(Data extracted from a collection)

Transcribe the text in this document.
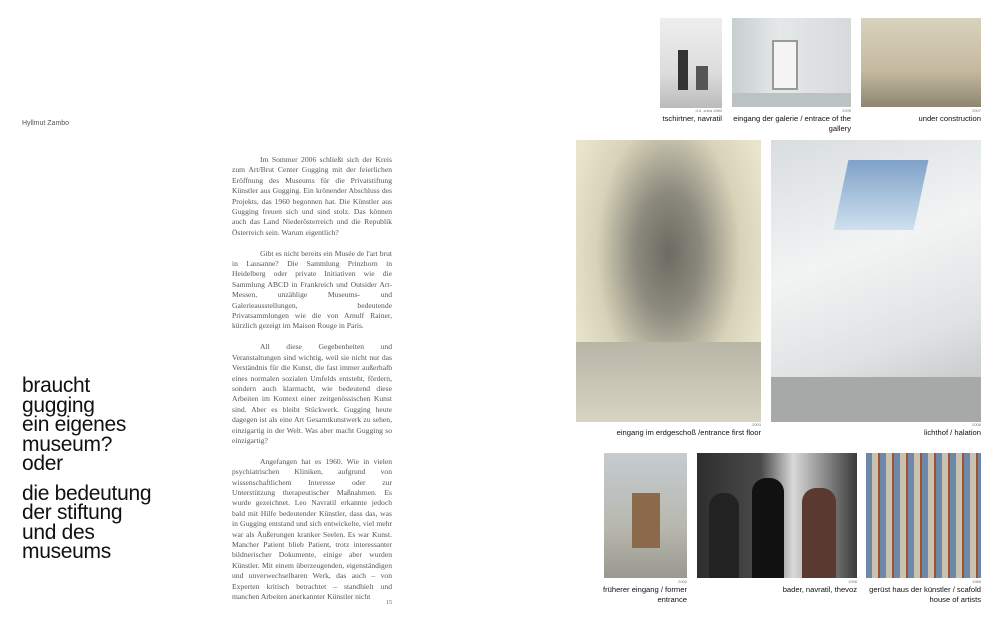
Hyllmut Zambo
braucht
gugging
ein eigenes
museum?
oder
die bedeutung
der stiftung
und des
museums

Im Sommer 2006 schließt sich der Kreis zum Art/Brut Center Gugging mit der feierlichen Eröffnung des Museums für die Privatstiftung Künstler aus Gugging. Ein krönender Abschluss des Projekts, das 1960 begonnen hat. Die Künstler aus Gugging freuen sich und sind stolz. Das können auch das Land Niederösterreich und die Republik Österreich sein. Warum eigentlich?

Gibt es nicht bereits ein Musée de l'art brut in Lausanne? Die Sammlung Prinzhorn in Heidelberg oder private Initiativen wie die Sammlung ABCD in Frankreich und Outsider Art-Messen, unzählige Museums- und Galerieausstellungen, bedeutende Privatsammlungen wie die von Arnulf Rainer, kürzlich gezeigt im Maison Rouge in Paris.

All diese Gegebenheiten und Veranstaltungen sind wichtig, weil sie nicht nur das Verständnis für die Kunst, die fast immer außerhalb eines normalen sozialen Umfelds entsteht, fördern, sondern auch klarmacht, wie bedeutend diese Arbeiten im Kontext einer zeitgenössischen Kunst sind. Aber es bleibt Stückwerk. Gugging heute dagegen ist als eine Art Gesamtkunstwerk zu sehen, einzigartig in der Welt. Was aber macht Gugging so einzigartig?

Angefangen hat es 1960. Wie in vielen psychiatrischen Kliniken, aufgrund von wissenschaftlichem Interesse oder zur Unterstützung therapeutischer Maßnahmen. Es wurde gezeichnet. Leo Navratil erkannte jedoch bald mit Hilfe bedeutender Künstler, dass das, was in Gugging entstand und sich entwickelte, viel mehr war als Äußerungen kranker Seelen. Es war Kunst. Mancher Patient blieb Patient, trotz interessanter bildnerischer Dokumente, einige aber wurden Künstler. Mit einem überzeugenden, eigenständigen und unverwechselbaren Werk, das auch – von Experten kritisch betrachtet – standhielt und manchen Arbeiten anerkannter Künstler nicht

15
d.h. zuba 1980
tschirtner, navratil
2005
eingang der galerie / entrace of the gallery
2007
under construction
2003
eingang im erdgeschoß /entrance first floor
2006
lichthof / halation
2000
früherer eingang / former entrance
1998
bader, navratil, thevoz
1988
gerüst haus der künstler / scafold house of artists
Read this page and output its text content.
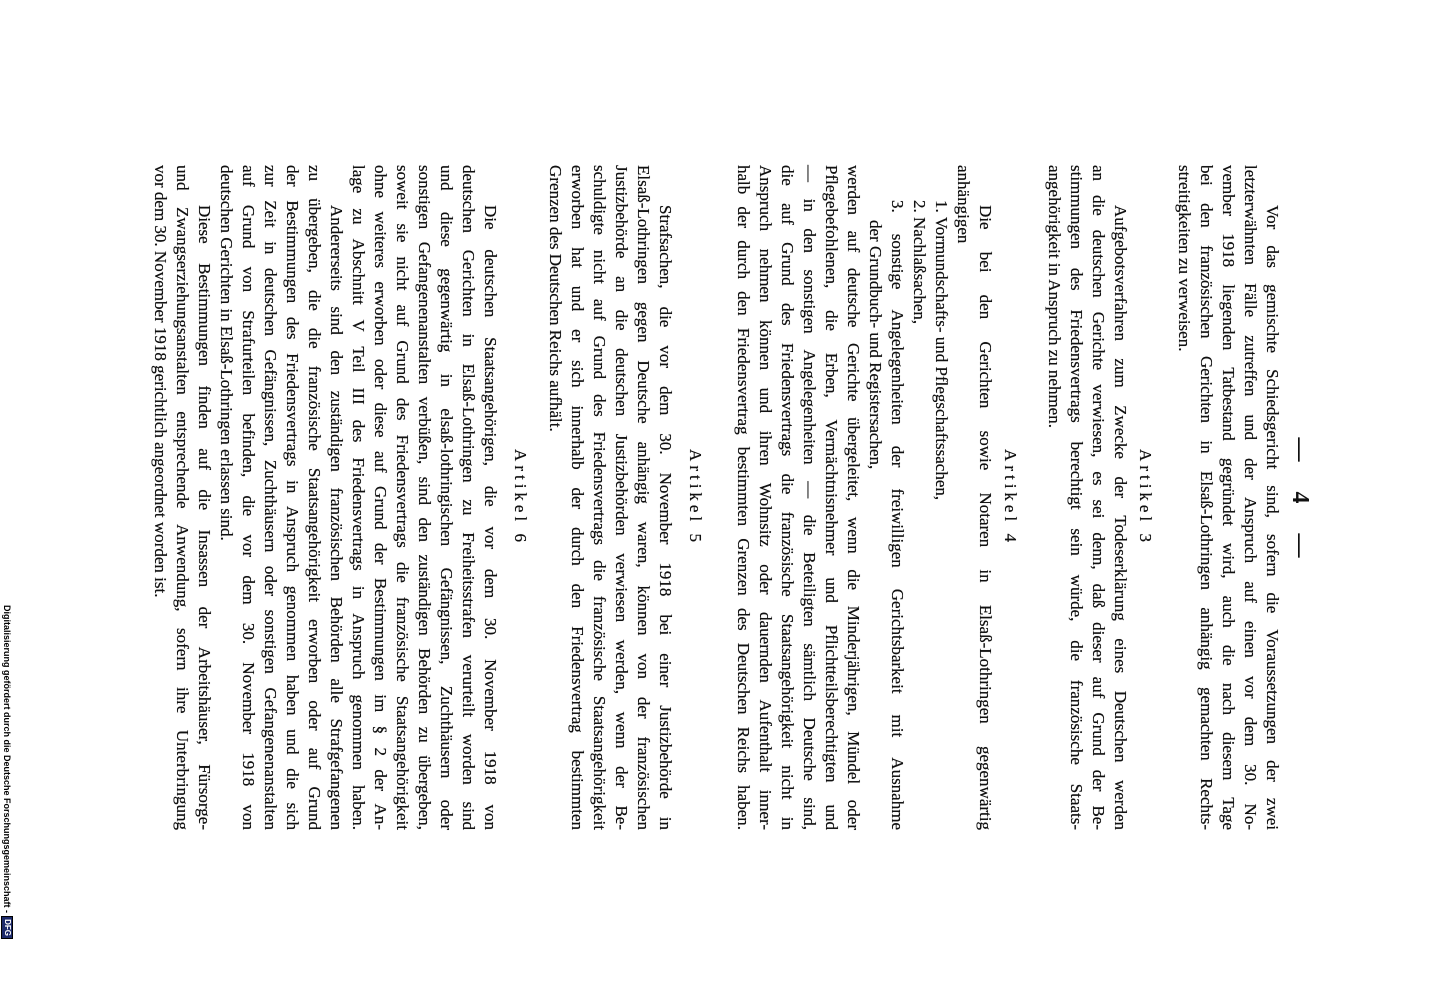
— 4 —
Vor das gemischte Schiedsgericht sind, sofern die Voraussetzungen der zwei
letzterwähnten Fälle zutreffen und der Anspruch auf einen vor dem 30. No-
vember 1918 liegenden Tatbestand gegründet wird, auch die nach diesem Tage
bei den französischen Gerichten in Elsaß-Lothringen anhängig gemachten Rechts-
streitigkeiten zu verweisen.
Artikel 3
Aufgebotsverfahren zum Zwecke der Todeserklärung eines Deutschen werden
an die deutschen Gerichte verwiesen, es sei denn, daß dieser auf Grund der Be-
stimmungen des Friedensvertrags berechtigt sein würde, die französische Staats-
angehörigkeit in Anspruch zu nehmen.
Artikel 4
Die bei den Gerichten sowie Notaren in Elsaß-Lothringen gegenwärtig
anhängigen
1. Vormundschafts- und Pflegschaftssachen,
2. Nachlaßsachen,
3. sonstige Angelegenheiten der freiwilligen Gerichtsbarkeit mit Ausnahme
der Grundbuch- und Registersachen,
werden auf deutsche Gerichte übergeleitet, wenn die Minderjährigen, Mündel oder
Pflegebefohlenen, die Erben, Vermächtnisnehmer und Pflichtteilsberechtigten und
— in den sonstigen Angelegenheiten — die Beteiligten sämtlich Deutsche sind,
die auf Grund des Friedensvertrags die französische Staatsangehörigkeit nicht in
Anspruch nehmen können und ihren Wohnsitz oder dauernden Aufenthalt inner-
halb der durch den Friedensvertrag bestimmten Grenzen des Deutschen Reichs haben.
Artikel 5
Strafsachen, die vor dem 30. November 1918 bei einer Justizbehörde in
Elsaß-Lothringen gegen Deutsche anhängig waren, können von der französischen
Justizbehörde an die deutschen Justizbehörden verwiesen werden, wenn der Be-
schuldigte nicht auf Grund des Friedensvertrags die französische Staatsangehörigkeit
erworben hat und er sich innerhalb der durch den Friedensvertrag bestimmten
Grenzen des Deutschen Reichs aufhält.
Artikel 6
Die deutschen Staatsangehörigen, die vor dem 30. November 1918 von
deutschen Gerichten in Elsaß-Lothringen zu Freiheitsstrafen verurteilt worden sind
und diese gegenwärtig in elsaß-lothringischen Gefängnissen, Zuchthäusern oder
sonstigen Gefangenenanstalten verbüßen, sind den zuständigen Behörden zu übergeben,
soweit sie nicht auf Grund des Friedensvertrags die französische Staatsangehörigkeit
ohne weiteres erworben oder diese auf Grund der Bestimmungen im § 2 der An-
lage zu Abschnitt V Teil III des Friedensvertrags in Anspruch genommen haben.
Andererseits sind den zuständigen französischen Behörden alle Strafgefangenen
zu übergeben, die die französische Staatsangehörigkeit erworben oder auf Grund
der Bestimmungen des Friedensvertrags in Anspruch genommen haben und die sich
zur Zeit in deutschen Gefängnissen, Zuchthäusern oder sonstigen Gefangenenanstalten
auf Grund von Strafurteilen befinden, die vor dem 30. November 1918 von
deutschen Gerichten in Elsaß-Lothringen erlassen sind.
Diese Bestimmungen finden auf die Insassen der Arbeitshäuser, Fürsorge-
und Zwangserziehungsanstalten entsprechende Anwendung, sofern ihre Unterbringung
vor dem 30. November 1918 gerichtlich angeordnet worden ist.
Digitalisierung gefördert durch die Deutsche Forschungsgemeinschaft -
DFG
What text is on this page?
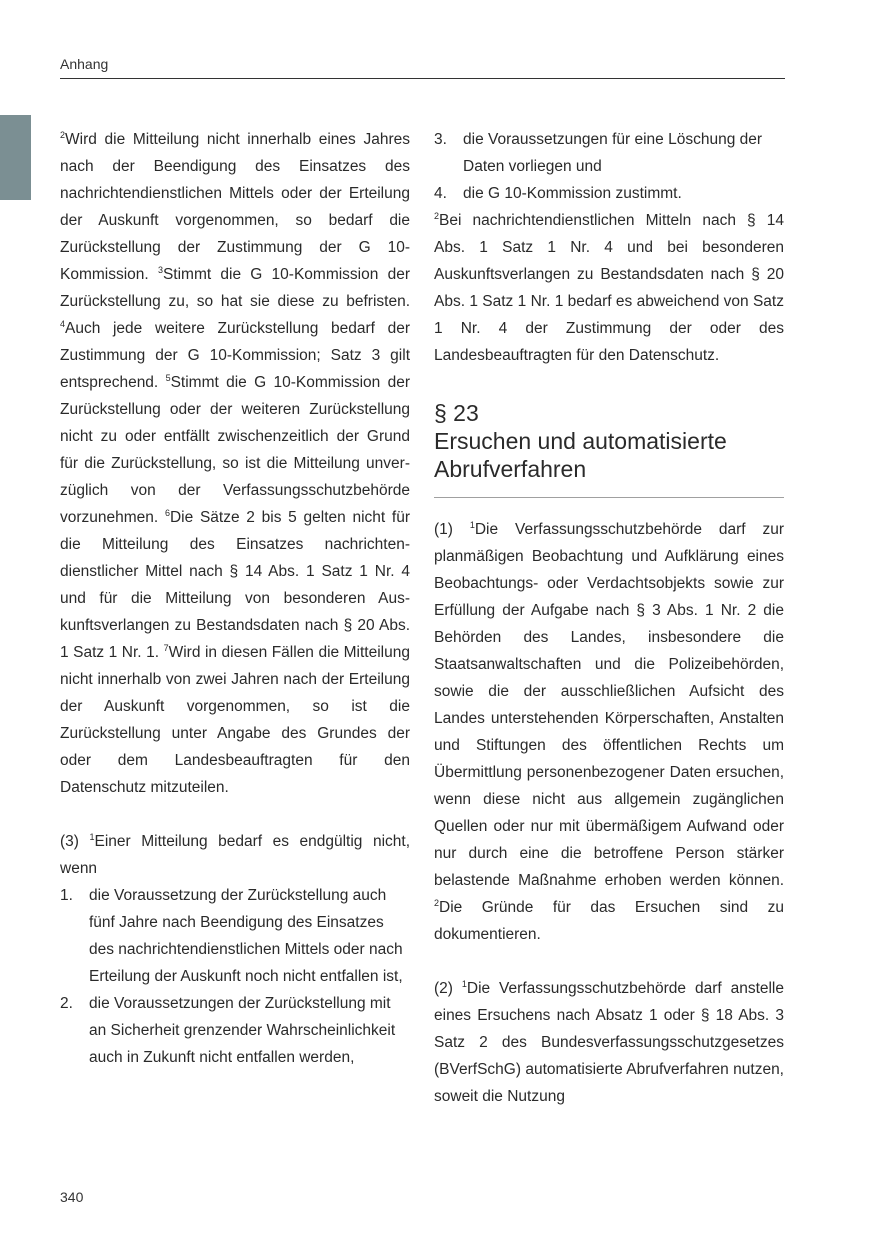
Anhang

$^2$Wird die Mitteilung nicht innerhalb eines Jahres nach der Beendigung des Einsatzes des nachrichtendienstlichen Mittels oder der Erteilung der Auskunft vorgenommen, so bedarf die Zurückstellung der Zustimmung der G 10-Kommission. $^3$Stimmt die G 10-Kommission der Zurückstellung zu, so hat sie diese zu befristen. $^4$Auch jede weitere Zurückstellung bedarf der Zustimmung der G 10-Kommission; Satz 3 gilt entsprechend. $^5$Stimmt die G 10-Kommission der Zurückstellung oder der weiteren Zurückstellung nicht zu oder entfällt zwischenzeitlich der Grund für die Zurückstellung, so ist die Mitteilung unverzüglich von der Verfassungsschutzbehörde vorzunehmen. $^6$Die Sätze 2 bis 5 gelten nicht für die Mitteilung des Einsatzes nachrichtendienstlicher Mittel nach § 14 Abs. 1 Satz 1 Nr. 4 und für die Mitteilung von besonderen Auskunftsverlangen zu Bestandsdaten nach § 20 Abs. 1 Satz 1 Nr. 1. $^7$Wird in diesen Fällen die Mitteilung nicht innerhalb von zwei Jahren nach der Erteilung der Auskunft vorgenommen, so ist die Zurückstellung unter Angabe des Grundes der oder dem Landesbeauftragten für den Datenschutz mitzuteilen.

(3) $^1$Einer Mitteilung bedarf es endgültig nicht, wenn

1. die Voraussetzung der Zurückstellung auch fünf Jahre nach Beendigung des Einsatzes des nachrichtendienstlichen Mittels oder nach Erteilung der Auskunft noch nicht entfallen ist,
2. die Voraussetzungen der Zurückstellung mit an Sicherheit grenzender Wahrscheinlichkeit auch in Zukunft nicht entfallen werden,
3. die Voraussetzungen für eine Löschung der Daten vorliegen und
4. die G 10-Kommission zustimmt.

$^2$Bei nachrichtendienstlichen Mitteln nach § 14 Abs. 1 Satz 1 Nr. 4 und bei besonderen Auskunftsverlangen zu Bestandsdaten nach § 20 Abs. 1 Satz 1 Nr. 1 bedarf es abweichend von Satz 1 Nr. 4 der Zustimmung der oder des Landesbeauftragten für den Datenschutz.

§ 23
Ersuchen und automatisierte
Abrufverfahren

(1) $^1$Die Verfassungsschutzbehörde darf zur planmäßigen Beobachtung und Aufklärung eines Beobachtungs- oder Verdachtsobjekts sowie zur Erfüllung der Aufgabe nach § 3 Abs. 1 Nr. 2 die Behörden des Landes, insbesondere die Staatsanwaltschaften und die Polizeibehörden, sowie die der ausschließlichen Aufsicht des Landes unterstehenden Körperschaften, Anstalten und Stiftungen des öffentlichen Rechts um Übermittlung personenbezogener Daten ersuchen, wenn diese nicht aus allgemein zugänglichen Quellen oder nur mit übermäßigem Aufwand oder nur durch eine die betroffene Person stärker belastende Maßnahme erhoben werden können. $^2$Die Gründe für das Ersuchen sind zu dokumentieren.

(2) $^1$Die Verfassungsschutzbehörde darf anstelle eines Ersuchens nach Absatz 1 oder § 18 Abs. 3 Satz 2 des Bundesverfassungsschutzgesetzes (BVerfSchG) automatisierte Abrufverfahren nutzen, soweit die Nutzung

340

▸ Task requirements: Copy out the lines of the records above in which the string "Arbeiten" appears.

▸ Result:
All diese Gegebenheiten und Veranstaltungen sind wichtig, weil sie nicht nur das Verständnis für die Kunst, die fast immer außerhalb eines normalen sozialen Umfelds entsteht, fördern, sondern auch klarmacht, wie bedeutend diese Arbeiten im Kontext einer zeitgenössischen Kunst sind. Aber es bleibt Stückwerk. Gugging heute dagegen ist als eine Art Gesamtkunstwerk zu sehen, einzigartig in der Welt. Was aber macht Gugging so einzigartig?
Angefangen hat es 1960. Wie in vielen psychiatrischen Kliniken, aufgrund von wissenschaftlichem Interesse oder zur Unterstützung therapeutischer Maßnahmen. Es wurde gezeichnet. Leo Navratil erkannte jedoch bald mit Hilfe bedeutender Künstler, dass das, was in Gugging entstand und sich entwickelte, viel mehr war als Äußerungen kranker Seelen. Es war Kunst. Mancher Patient blieb Patient, trotz interessanter bildnerischer Dokumente, einige aber wurden Künstler. Mit einem überzeugenden, eigenständigen und unverwechselbaren Werk, das auch – von Experten kritisch betrachtet – standhielt und manchen Arbeiten anerkannter Künstler nicht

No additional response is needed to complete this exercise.